## [DESCRIPTION OF THE TASK]
Find the line that contains "Transcribe the text in this document." in the entries below. Restate it and every line after it, word for word, with no pictures.

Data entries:
↓
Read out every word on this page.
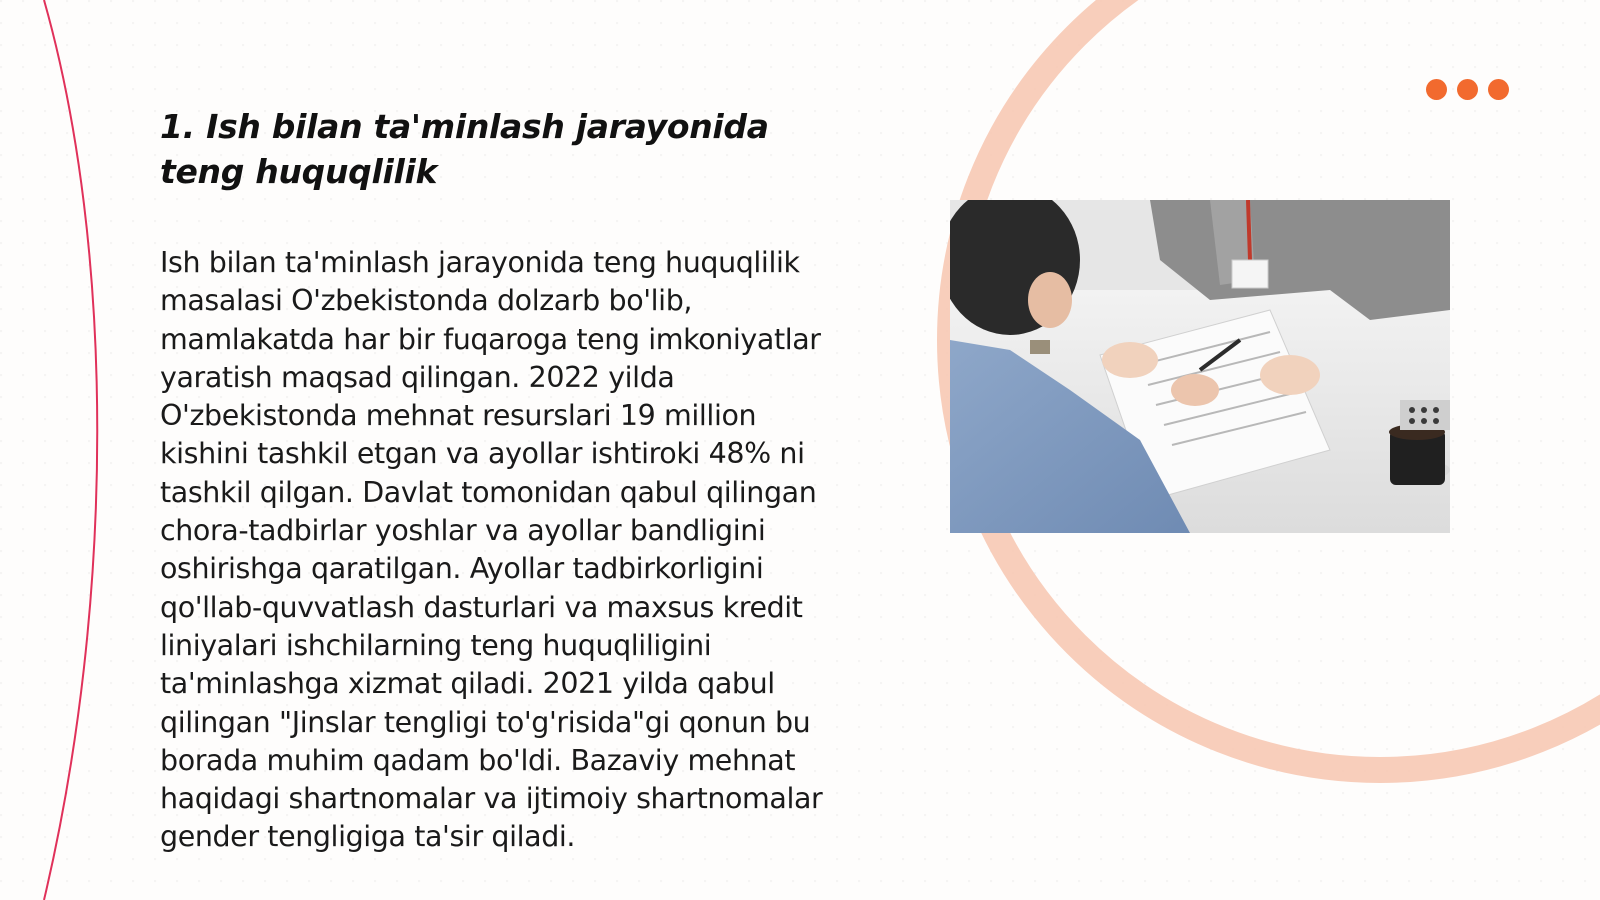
1. Ish bilan ta'minlash jarayonida teng huquqlilik

Ish bilan ta'minlash jarayonida teng huquqlilik masalasi O'zbekistonda dolzarb bo'lib, mamlakatda har bir fuqaroga teng imkoniyatlar yaratish maqsad qilingan. 2022 yilda O'zbekistonda mehnat resurslari 19 million kishini tashkil etgan va ayollar ishtiroki 48% ni tashkil qilgan. Davlat tomonidan qabul qilingan chora-tadbirlar yoshlar va ayollar bandligini oshirishga qaratilgan. Ayollar tadbirkorligini qo'llab-quvvatlash dasturlari va maxsus kredit liniyalari ishchilarning teng huquqliligini ta'minlashga xizmat qiladi. 2021 yilda qabul qilingan "Jinslar tengligi to'g'risida"gi qonun bu borada muhim qadam bo'ldi. Bazaviy mehnat haqidagi shartnomalar va ijtimoiy shartnomalar gender tengligiga ta'sir qiladi.
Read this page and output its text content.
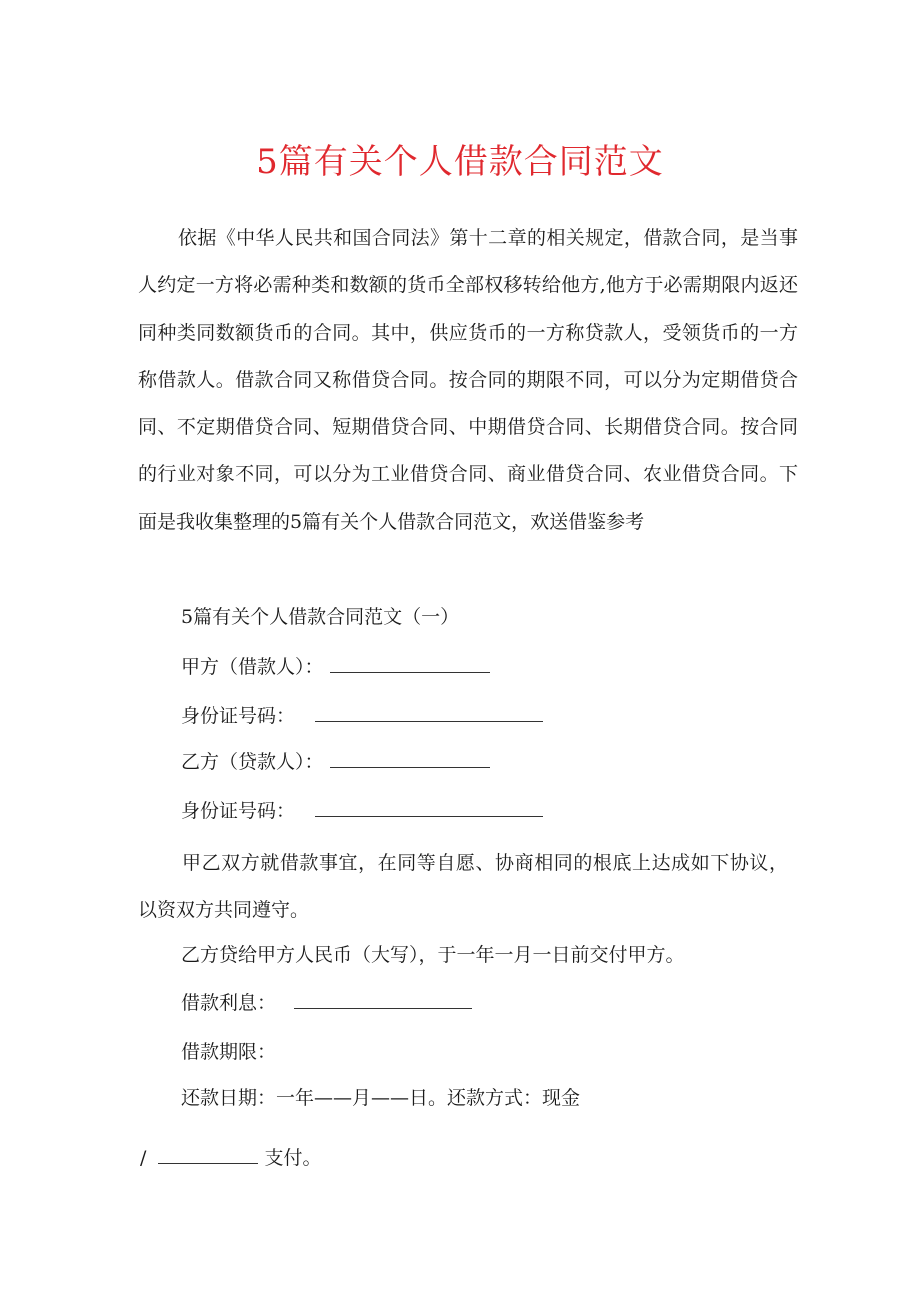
5篇有关个人借款合同范文

依据《中华人民共和国合同法》第十二章的相关规定，借款合同，是当事人约定一方将必需种类和数额的货币全部权移转给他方,他方于必需期限内返还同种类同数额货币的合同。其中，供应货币的一方称贷款人，受领货币的一方称借款人。借款合同又称借贷合同。按合同的期限不同，可以分为定期借贷合同、不定期借贷合同、短期借贷合同、中期借贷合同、长期借贷合同。按合同的行业对象不同，可以分为工业借贷合同、商业借贷合同、农业借贷合同。下面是我收集整理的5篇有关个人借款合同范文，欢送借鉴参考

5篇有关个人借款合同范文（一）

甲方（借款人）：

身份证号码：

乙方（贷款人）：

身份证号码：

甲乙双方就借款事宜，在同等自愿、协商相同的根底上达成如下协议，以资双方共同遵守。

乙方贷给甲方人民币（大写），于一年一月一日前交付甲方。

借款利息：

借款期限：

还款日期：一年——月——日。还款方式：现金

/	支付。
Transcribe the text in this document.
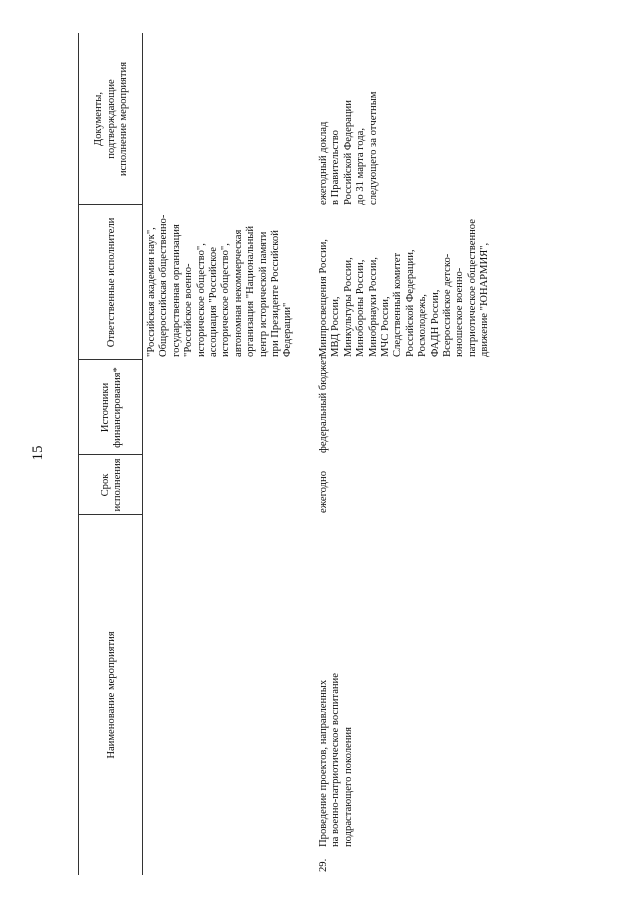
15
Наименование мероприятия
Срок
исполнения
Источники
финансирования*
Ответственные исполнители
Документы,
подтверждающие
исполнение мероприятия
"Российская академия наук",
Общероссийская общественно-
государственная организация
"Российское военно-
историческое общество",
ассоциация "Российское
историческое общество",
автономная некоммерческая
организация "Национальный
центр исторической памяти
при Президенте Российской
Федерации"
29.
Проведение проектов, направленных
на военно-патриотическое воспитание
подрастающего поколения
ежегодно
федеральный бюджет
Минпросвещения России,
МВД России,
Минкультуры России,
Минобороны России,
Минобрнауки России,
МЧС России,
Следственный комитет
Российской Федерации,
Росмолодежь,
ФАДН России,
Всероссийское детско-
юношеское военно-
патриотическое общественное
движение "ЮНАРМИЯ",
ежегодный доклад
в Правительство
Российской Федерации
до 31 марта года,
следующего за отчетным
↑
## [RESPONSE TO THE TASK]
Transcribe the text in this document.
15
Наименование мероприятия
Срок
исполнения
Источники
финансирования*
Ответственные исполнители
Документы,
подтверждающие
исполнение мероприятия
"Российская академия наук",
Общероссийская общественно-
государственная организация
"Российское военно-
историческое общество",
ассоциация "Российское
историческое общество",
автономная некоммерческая
организация "Национальный
центр исторической памяти
при Президенте Российской
Федерации"
29.
Проведение проектов, направленных
на военно-патриотическое воспитание
подрастающего поколения
ежегодно
федеральный бюджет
Минпросвещения России,
МВД России,
Минкультуры России,
Минобороны России,
Минобрнауки России,
МЧС России,
Следственный комитет
Российской Федерации,
Росмолодежь,
ФАДН России,
Всероссийское детско-
юношеское военно-
патриотическое общественное
движение "ЮНАРМИЯ",
ежегодный доклад
в Правительство
Российской Федерации
до 31 марта года,
следующего за отчетным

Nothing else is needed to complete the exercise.